■ DATASET:

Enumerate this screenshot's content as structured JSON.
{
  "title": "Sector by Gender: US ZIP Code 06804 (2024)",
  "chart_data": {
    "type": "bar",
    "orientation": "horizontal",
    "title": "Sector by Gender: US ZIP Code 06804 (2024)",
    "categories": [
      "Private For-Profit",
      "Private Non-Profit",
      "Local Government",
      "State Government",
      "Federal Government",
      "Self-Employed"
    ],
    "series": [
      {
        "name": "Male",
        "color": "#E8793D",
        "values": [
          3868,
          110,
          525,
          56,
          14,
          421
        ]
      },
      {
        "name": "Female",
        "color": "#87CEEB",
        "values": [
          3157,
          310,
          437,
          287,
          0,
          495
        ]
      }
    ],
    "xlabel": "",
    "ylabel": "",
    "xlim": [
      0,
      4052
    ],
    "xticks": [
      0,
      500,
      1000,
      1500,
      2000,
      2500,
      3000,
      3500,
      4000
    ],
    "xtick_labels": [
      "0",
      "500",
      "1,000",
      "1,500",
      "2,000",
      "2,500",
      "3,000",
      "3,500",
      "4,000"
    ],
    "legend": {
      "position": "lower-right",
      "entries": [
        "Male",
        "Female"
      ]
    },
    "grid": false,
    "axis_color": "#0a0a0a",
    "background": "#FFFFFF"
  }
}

■ BRIEF: Set all of the entries down again, exactly as they were given.

■ TASK OUTPUT:
Enumerate this screenshot's content as structured JSON.
{
  "title": "Sector by Gender: US ZIP Code 06804 (2024)",
  "chart_data": {
    "type": "bar",
    "orientation": "horizontal",
    "title": "Sector by Gender: US ZIP Code 06804 (2024)",
    "categories": [
      "Private For-Profit",
      "Private Non-Profit",
      "Local Government",
      "State Government",
      "Federal Government",
      "Self-Employed"
    ],
    "series": [
      {
        "name": "Male",
        "color": "#E8793D",
        "values": [
          3868,
          110,
          525,
          56,
          14,
          421
        ]
      },
      {
        "name": "Female",
        "color": "#87CEEB",
        "values": [
          3157,
          310,
          437,
          287,
          0,
          495
        ]
      }
    ],
    "xlabel": "",
    "ylabel": "",
    "xlim": [
      0,
      4052
    ],
    "xticks": [
      0,
      500,
      1000,
      1500,
      2000,
      2500,
      3000,
      3500,
      4000
    ],
    "xtick_labels": [
      "0",
      "500",
      "1,000",
      "1,500",
      "2,000",
      "2,500",
      "3,000",
      "3,500",
      "4,000"
    ],
    "legend": {
      "position": "lower-right",
      "entries": [
        "Male",
        "Female"
      ]
    },
    "grid": false,
    "axis_color": "#0a0a0a",
    "background": "#FFFFFF"
  }
}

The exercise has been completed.